> [Figure collection entries]
________________________

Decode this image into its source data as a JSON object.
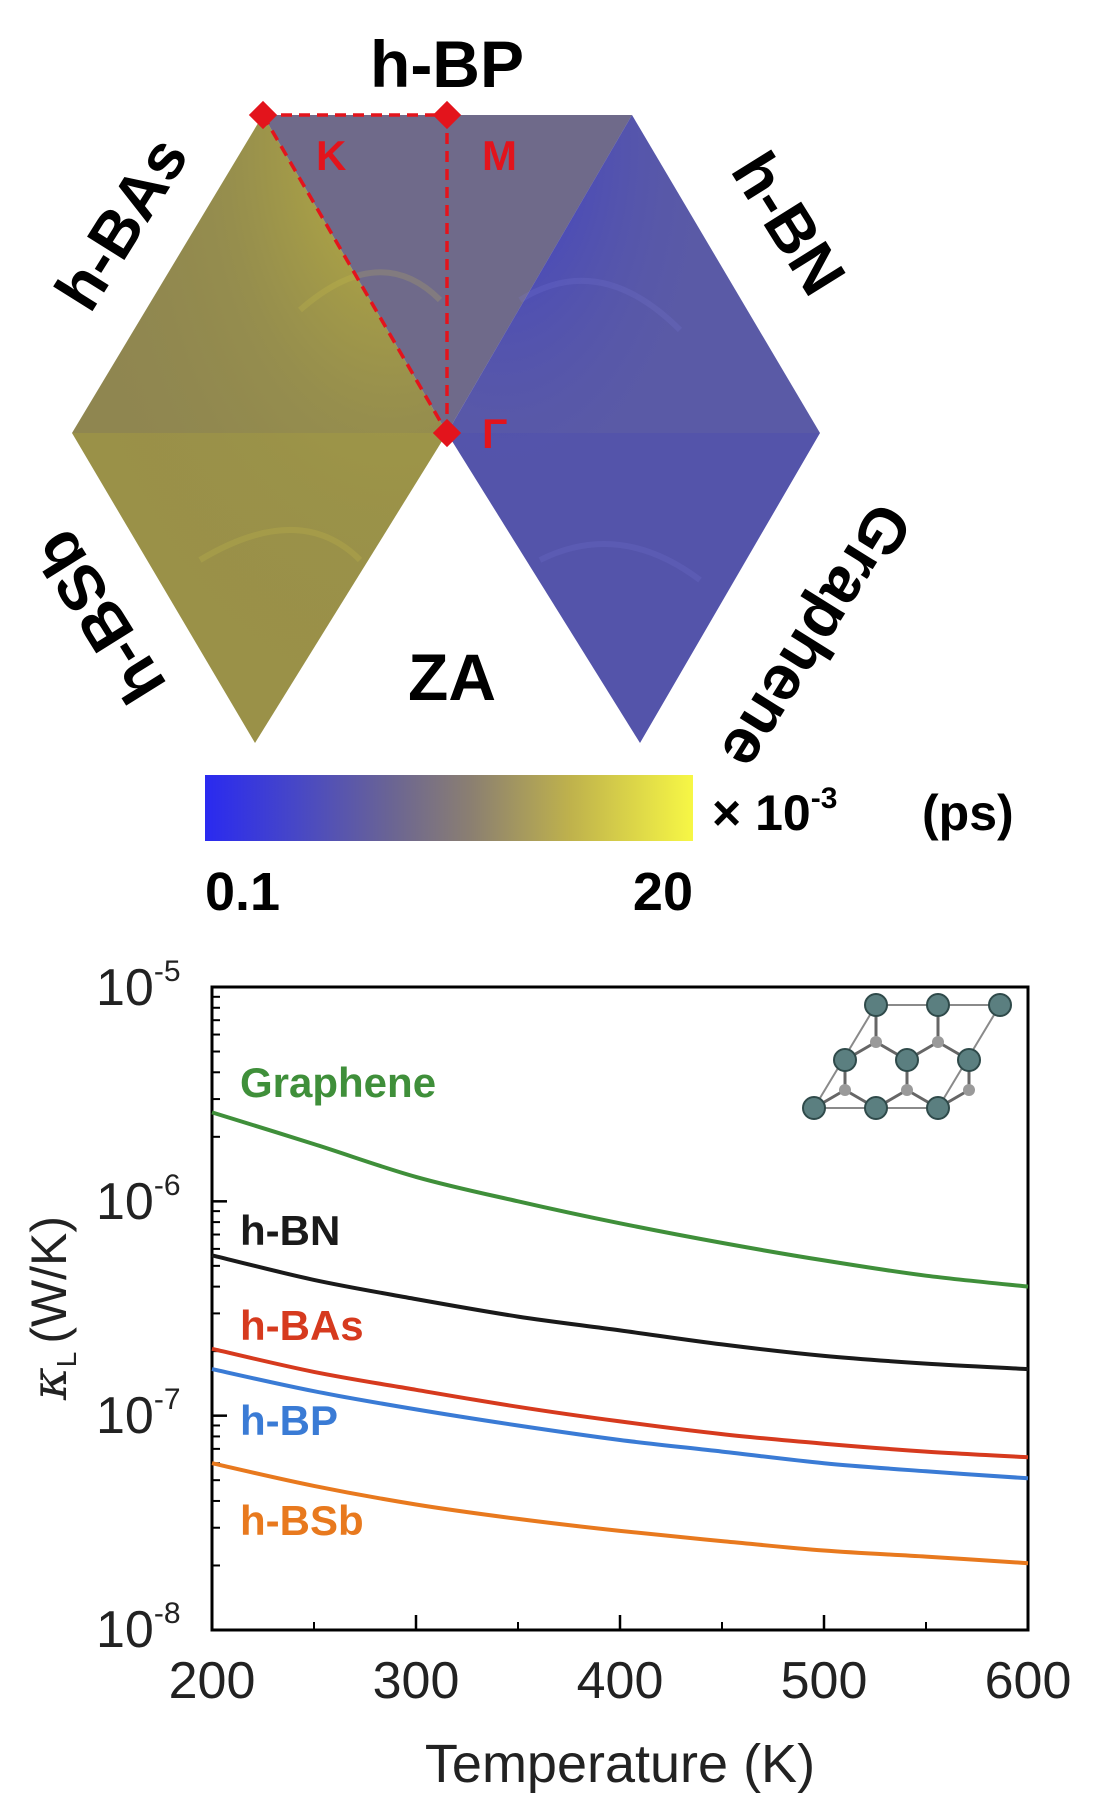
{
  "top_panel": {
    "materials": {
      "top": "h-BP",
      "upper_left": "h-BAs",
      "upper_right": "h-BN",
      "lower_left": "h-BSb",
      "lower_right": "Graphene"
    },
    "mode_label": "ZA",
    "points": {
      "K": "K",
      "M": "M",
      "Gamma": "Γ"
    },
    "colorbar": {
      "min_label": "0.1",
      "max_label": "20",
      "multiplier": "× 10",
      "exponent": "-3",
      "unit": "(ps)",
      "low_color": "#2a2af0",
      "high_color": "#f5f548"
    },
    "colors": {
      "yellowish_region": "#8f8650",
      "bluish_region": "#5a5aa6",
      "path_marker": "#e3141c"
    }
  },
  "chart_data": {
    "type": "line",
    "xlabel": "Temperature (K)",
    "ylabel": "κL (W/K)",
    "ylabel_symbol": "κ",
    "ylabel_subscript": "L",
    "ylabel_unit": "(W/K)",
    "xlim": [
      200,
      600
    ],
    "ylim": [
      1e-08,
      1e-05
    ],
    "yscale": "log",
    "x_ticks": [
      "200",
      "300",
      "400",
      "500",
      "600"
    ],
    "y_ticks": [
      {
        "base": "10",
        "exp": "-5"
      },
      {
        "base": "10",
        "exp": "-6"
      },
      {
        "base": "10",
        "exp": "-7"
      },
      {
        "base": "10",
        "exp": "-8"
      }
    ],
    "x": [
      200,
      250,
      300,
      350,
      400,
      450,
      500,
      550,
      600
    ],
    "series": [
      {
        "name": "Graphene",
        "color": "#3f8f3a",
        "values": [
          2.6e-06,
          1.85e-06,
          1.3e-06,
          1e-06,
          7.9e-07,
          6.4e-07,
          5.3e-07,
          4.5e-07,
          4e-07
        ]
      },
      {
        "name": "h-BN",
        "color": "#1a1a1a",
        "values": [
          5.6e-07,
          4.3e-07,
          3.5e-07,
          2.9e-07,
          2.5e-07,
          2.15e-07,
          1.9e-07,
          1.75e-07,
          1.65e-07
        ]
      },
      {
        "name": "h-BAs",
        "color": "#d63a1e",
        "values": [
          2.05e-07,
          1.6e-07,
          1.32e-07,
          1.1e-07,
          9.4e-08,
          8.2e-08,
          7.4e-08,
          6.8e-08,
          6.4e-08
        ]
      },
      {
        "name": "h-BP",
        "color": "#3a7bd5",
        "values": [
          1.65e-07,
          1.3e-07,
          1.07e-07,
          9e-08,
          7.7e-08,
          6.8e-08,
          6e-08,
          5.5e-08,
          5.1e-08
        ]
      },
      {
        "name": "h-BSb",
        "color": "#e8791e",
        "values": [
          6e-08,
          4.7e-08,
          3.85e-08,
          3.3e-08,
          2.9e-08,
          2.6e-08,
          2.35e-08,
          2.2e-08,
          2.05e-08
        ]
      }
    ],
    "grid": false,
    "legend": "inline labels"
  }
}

________________________

> [To do] Which lines hold the string "Graphene"? Copy all of them from the data above.

> [Answer to this task]
      "lower_right": "Graphene"
        "name": "Graphene",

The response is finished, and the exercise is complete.